>> begin RECORDS

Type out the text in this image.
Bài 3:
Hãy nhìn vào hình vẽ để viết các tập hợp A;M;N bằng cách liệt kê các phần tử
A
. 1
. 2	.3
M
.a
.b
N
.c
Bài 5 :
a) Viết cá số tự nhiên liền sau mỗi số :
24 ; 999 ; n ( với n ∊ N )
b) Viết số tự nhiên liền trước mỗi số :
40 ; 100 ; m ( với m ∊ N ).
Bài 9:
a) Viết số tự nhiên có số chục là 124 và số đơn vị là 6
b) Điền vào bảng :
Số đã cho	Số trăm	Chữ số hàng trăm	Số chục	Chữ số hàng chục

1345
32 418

>> end RECORDS

REQUIREMENTS
Answer with one number: how many lines of the entries above include the word "nhiên".

SOLUTION TO THE EXERCISE
3